■ EXERCISE INSTRUCTIONS ■
Count every line of these entries that holds the word "JSON", and reply with the number only.

■ DATA RECORDS ■
● ● ●
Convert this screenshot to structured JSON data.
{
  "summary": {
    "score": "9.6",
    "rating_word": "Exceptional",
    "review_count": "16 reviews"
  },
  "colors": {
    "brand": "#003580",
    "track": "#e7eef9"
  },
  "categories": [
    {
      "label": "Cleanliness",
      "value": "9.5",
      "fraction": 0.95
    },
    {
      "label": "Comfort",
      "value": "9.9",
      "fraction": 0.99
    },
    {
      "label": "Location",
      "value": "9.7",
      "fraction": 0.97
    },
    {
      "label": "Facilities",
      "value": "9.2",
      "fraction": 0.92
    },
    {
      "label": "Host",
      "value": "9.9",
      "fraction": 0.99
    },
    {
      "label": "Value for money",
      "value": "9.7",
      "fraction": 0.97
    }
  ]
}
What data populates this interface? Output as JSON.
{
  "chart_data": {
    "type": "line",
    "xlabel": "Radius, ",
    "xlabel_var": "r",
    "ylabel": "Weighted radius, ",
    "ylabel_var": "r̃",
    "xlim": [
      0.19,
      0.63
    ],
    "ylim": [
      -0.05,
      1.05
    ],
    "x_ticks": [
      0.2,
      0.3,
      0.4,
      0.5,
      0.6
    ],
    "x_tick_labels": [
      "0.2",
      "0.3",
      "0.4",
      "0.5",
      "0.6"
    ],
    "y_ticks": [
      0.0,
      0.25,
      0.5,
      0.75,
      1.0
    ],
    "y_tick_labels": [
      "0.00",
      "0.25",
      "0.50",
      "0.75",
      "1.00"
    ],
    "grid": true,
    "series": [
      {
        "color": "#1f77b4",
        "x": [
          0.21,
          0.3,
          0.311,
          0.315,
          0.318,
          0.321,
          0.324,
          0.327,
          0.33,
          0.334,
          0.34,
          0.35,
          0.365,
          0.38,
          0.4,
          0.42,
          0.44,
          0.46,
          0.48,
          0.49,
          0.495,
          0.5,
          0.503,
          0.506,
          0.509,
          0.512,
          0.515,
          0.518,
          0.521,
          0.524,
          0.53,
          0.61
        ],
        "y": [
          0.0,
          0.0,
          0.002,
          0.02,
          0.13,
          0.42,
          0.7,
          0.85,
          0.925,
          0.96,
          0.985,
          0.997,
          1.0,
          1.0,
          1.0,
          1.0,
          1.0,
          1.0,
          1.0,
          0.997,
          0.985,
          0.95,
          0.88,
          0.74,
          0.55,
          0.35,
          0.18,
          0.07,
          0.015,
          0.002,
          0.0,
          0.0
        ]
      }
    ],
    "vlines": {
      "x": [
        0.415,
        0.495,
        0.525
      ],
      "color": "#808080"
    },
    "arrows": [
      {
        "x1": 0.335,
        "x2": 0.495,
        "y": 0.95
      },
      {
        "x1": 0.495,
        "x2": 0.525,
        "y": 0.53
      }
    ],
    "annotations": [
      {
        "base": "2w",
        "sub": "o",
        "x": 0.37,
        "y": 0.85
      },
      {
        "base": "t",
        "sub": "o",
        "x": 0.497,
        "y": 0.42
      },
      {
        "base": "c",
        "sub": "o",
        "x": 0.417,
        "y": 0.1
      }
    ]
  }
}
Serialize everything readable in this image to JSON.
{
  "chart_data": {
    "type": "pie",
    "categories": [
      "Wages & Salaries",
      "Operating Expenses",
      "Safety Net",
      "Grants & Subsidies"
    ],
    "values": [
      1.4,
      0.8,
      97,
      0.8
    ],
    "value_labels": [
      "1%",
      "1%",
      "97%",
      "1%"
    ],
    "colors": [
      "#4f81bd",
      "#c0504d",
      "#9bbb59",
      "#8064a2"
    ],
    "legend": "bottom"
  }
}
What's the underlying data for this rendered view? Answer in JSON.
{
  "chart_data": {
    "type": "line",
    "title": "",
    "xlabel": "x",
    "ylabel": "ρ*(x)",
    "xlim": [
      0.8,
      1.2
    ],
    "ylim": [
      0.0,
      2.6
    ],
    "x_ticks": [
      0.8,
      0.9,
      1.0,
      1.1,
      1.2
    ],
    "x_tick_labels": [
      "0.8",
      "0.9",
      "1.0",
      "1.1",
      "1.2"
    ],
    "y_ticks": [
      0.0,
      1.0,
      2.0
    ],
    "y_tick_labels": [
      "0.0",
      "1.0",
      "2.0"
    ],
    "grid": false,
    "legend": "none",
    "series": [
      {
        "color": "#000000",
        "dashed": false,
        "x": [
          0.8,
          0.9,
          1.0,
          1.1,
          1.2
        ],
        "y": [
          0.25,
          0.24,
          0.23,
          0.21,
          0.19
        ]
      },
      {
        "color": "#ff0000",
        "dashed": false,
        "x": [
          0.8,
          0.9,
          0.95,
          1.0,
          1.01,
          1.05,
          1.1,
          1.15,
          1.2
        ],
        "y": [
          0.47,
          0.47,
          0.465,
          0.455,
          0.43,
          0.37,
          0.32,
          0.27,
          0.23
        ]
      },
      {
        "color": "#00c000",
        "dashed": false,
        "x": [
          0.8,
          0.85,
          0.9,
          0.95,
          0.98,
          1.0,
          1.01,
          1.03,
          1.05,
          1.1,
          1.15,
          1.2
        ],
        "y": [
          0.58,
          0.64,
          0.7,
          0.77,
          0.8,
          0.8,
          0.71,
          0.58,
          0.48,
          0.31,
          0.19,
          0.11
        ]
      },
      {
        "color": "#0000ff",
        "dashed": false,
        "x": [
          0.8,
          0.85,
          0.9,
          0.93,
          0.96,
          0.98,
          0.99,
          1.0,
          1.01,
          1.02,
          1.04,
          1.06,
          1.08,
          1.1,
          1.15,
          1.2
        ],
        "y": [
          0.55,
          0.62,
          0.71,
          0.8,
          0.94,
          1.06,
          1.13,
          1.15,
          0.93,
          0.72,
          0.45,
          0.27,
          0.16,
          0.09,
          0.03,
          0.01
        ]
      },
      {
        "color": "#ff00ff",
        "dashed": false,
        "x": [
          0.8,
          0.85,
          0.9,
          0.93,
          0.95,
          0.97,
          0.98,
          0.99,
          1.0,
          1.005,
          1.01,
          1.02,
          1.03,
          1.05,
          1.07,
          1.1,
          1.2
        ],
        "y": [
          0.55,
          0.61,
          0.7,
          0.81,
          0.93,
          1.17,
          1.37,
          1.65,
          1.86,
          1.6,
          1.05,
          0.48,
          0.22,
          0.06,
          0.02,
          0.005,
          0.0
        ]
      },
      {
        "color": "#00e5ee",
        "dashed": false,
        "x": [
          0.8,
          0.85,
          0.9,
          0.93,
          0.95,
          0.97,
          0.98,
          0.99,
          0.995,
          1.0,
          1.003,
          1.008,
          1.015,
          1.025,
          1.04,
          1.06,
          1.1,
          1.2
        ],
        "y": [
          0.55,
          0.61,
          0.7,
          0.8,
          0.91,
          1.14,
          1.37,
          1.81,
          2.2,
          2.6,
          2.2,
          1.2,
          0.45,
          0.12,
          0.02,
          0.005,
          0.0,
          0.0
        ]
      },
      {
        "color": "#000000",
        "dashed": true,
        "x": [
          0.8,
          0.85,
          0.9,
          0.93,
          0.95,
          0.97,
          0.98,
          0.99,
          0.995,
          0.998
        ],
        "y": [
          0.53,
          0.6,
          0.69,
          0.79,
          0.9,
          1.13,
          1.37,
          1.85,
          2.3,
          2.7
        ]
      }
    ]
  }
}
● ● ●
■ REPLY ■
4